### Provided records:
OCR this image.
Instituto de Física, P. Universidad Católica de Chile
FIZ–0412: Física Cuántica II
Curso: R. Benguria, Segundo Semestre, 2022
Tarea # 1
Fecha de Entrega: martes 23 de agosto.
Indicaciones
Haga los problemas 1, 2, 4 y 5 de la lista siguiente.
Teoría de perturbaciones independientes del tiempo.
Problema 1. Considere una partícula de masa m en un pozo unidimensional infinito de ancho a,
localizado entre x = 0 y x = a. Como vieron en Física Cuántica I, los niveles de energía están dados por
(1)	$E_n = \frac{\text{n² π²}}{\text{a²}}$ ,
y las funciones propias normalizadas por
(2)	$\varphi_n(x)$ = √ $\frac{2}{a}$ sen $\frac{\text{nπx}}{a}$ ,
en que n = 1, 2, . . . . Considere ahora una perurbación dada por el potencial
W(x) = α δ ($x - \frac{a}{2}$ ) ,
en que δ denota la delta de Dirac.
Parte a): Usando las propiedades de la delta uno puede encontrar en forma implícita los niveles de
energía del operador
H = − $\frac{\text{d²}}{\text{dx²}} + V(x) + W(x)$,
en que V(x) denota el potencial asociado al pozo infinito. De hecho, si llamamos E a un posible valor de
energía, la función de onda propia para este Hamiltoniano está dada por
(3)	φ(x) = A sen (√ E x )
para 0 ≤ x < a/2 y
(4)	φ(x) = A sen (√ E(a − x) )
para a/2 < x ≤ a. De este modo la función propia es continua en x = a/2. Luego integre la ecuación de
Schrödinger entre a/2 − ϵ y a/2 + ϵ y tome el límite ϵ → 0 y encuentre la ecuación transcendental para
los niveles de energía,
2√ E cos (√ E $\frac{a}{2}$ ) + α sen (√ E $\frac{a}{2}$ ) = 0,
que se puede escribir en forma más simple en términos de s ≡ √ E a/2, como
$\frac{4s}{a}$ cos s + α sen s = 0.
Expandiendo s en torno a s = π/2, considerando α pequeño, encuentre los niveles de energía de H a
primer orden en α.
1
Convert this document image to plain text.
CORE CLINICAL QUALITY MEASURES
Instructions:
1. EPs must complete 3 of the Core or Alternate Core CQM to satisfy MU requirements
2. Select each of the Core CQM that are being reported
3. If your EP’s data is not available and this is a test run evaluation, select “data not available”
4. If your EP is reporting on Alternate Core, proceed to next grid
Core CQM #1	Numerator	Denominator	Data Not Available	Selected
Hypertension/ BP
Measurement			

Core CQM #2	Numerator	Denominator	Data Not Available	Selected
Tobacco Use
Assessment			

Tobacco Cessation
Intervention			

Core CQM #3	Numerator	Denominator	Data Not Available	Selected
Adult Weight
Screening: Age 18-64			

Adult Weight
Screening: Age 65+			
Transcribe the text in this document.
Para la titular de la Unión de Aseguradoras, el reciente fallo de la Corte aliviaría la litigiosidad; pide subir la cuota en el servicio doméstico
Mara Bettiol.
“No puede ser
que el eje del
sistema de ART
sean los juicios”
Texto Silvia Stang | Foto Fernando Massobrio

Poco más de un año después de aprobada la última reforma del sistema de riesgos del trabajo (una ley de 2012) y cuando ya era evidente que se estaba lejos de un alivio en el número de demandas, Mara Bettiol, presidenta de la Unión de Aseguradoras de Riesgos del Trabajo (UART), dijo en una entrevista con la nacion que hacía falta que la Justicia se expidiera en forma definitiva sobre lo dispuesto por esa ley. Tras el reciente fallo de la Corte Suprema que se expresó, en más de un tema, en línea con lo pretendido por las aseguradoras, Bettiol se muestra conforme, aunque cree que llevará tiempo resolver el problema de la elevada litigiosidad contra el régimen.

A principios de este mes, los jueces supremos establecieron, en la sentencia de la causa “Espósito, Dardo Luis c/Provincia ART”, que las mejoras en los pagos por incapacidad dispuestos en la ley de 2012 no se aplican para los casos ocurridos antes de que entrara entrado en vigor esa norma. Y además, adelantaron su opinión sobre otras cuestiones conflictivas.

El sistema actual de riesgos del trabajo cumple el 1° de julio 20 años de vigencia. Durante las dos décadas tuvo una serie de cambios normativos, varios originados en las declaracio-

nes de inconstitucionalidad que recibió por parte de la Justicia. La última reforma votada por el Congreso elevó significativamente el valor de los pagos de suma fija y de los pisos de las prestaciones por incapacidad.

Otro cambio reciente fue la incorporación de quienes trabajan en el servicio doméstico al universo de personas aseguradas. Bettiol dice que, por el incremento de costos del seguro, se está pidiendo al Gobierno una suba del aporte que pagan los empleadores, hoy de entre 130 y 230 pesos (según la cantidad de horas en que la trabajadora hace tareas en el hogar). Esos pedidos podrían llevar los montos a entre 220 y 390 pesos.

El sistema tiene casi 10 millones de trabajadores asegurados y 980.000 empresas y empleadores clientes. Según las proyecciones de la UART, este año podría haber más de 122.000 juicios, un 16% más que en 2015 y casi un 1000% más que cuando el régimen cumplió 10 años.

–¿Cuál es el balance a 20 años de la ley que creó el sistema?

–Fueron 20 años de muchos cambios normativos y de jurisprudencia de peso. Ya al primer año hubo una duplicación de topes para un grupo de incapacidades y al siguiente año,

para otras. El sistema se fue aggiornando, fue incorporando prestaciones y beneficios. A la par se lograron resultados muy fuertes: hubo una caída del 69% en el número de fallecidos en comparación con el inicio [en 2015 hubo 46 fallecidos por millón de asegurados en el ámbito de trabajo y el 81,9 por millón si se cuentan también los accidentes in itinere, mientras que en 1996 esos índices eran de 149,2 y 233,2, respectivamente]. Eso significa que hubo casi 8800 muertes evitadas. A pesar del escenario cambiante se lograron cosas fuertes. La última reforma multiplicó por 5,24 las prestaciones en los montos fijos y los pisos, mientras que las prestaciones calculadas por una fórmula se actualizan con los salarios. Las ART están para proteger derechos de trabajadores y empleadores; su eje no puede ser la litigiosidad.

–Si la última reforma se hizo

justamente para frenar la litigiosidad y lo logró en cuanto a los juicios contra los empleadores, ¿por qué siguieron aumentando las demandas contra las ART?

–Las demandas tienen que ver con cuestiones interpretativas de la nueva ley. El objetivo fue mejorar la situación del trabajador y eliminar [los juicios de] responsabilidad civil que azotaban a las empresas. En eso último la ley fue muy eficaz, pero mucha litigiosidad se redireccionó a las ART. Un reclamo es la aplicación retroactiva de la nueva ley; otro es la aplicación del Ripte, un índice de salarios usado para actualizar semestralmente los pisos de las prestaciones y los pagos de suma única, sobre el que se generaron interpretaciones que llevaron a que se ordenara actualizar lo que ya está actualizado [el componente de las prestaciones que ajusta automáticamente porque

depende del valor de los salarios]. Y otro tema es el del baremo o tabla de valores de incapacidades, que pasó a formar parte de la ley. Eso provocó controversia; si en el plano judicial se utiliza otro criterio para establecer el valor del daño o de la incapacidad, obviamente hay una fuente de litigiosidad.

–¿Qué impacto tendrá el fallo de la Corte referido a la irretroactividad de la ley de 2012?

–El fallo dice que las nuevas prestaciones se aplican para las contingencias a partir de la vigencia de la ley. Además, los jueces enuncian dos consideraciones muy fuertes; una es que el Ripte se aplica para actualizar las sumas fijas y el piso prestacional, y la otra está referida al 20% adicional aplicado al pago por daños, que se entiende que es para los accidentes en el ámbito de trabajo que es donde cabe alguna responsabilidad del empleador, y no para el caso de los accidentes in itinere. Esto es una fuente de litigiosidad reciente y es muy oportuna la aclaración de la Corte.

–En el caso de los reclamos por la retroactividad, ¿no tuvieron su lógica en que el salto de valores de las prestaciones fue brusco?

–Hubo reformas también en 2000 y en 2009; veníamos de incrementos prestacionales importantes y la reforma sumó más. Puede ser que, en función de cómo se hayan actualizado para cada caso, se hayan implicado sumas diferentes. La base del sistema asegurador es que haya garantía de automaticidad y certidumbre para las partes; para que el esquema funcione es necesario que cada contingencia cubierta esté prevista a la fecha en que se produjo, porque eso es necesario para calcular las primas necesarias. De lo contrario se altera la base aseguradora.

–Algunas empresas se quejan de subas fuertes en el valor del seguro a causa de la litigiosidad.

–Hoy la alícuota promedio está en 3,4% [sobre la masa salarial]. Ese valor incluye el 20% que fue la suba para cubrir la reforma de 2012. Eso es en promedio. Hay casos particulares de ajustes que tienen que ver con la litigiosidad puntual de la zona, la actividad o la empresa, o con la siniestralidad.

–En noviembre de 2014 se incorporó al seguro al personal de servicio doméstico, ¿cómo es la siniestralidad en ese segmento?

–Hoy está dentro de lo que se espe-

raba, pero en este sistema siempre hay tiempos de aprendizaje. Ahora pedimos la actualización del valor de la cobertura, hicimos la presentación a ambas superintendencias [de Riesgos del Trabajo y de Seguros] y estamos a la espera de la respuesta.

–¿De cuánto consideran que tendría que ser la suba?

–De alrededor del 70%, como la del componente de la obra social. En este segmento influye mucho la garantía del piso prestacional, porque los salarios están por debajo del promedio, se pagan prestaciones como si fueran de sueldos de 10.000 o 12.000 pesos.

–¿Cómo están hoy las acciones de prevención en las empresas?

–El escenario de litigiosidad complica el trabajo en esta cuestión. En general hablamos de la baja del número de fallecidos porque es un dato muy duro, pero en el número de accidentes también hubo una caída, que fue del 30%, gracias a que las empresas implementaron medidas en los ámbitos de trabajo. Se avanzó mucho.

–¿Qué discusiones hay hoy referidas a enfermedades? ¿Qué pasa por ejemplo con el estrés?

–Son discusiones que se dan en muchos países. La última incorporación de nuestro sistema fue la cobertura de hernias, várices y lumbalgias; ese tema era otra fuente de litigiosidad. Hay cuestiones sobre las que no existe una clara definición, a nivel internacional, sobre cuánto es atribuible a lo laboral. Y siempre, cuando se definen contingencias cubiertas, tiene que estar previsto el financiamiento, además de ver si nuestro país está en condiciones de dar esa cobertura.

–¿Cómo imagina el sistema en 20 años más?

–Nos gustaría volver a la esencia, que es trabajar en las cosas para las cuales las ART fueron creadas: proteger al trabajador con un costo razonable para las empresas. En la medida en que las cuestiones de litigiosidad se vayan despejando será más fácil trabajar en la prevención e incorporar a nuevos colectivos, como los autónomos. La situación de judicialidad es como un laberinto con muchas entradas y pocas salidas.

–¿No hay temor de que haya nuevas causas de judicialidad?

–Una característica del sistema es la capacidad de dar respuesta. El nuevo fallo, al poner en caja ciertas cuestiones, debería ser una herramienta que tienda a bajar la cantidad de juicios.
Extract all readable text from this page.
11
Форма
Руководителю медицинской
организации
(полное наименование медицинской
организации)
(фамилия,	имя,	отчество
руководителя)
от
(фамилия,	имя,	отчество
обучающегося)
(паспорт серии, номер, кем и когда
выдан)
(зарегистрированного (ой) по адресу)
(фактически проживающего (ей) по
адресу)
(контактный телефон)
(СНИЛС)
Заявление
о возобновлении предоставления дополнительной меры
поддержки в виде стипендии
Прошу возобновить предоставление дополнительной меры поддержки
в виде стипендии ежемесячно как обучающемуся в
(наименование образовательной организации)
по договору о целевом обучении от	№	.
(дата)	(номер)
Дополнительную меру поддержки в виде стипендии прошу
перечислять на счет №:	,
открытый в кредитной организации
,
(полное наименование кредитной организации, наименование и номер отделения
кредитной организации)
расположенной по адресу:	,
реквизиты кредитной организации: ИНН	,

### Task prompt:
In the entries above, find every line holding the word "promedio" and copy it out.

### Solution for this problem:
–Hoy la alícuota promedio está en 3,4% [sobre la masa salarial]. Ese valor incluye el 20% que fue la suba para cubrir la reforma de 2012. Eso es en promedio. Hay casos particulares de ajustes que tienen que ver con la litigiosidad puntual de la zona, la actividad o la empresa, o con la siniestralidad.
–De alrededor del 70%, como la del componente de la obra social. En este segmento influye mucho la garantía del piso prestacional, porque los salarios están por debajo del promedio, se pagan prestaciones como si fueran de sueldos de 10.000 o 12.000 pesos.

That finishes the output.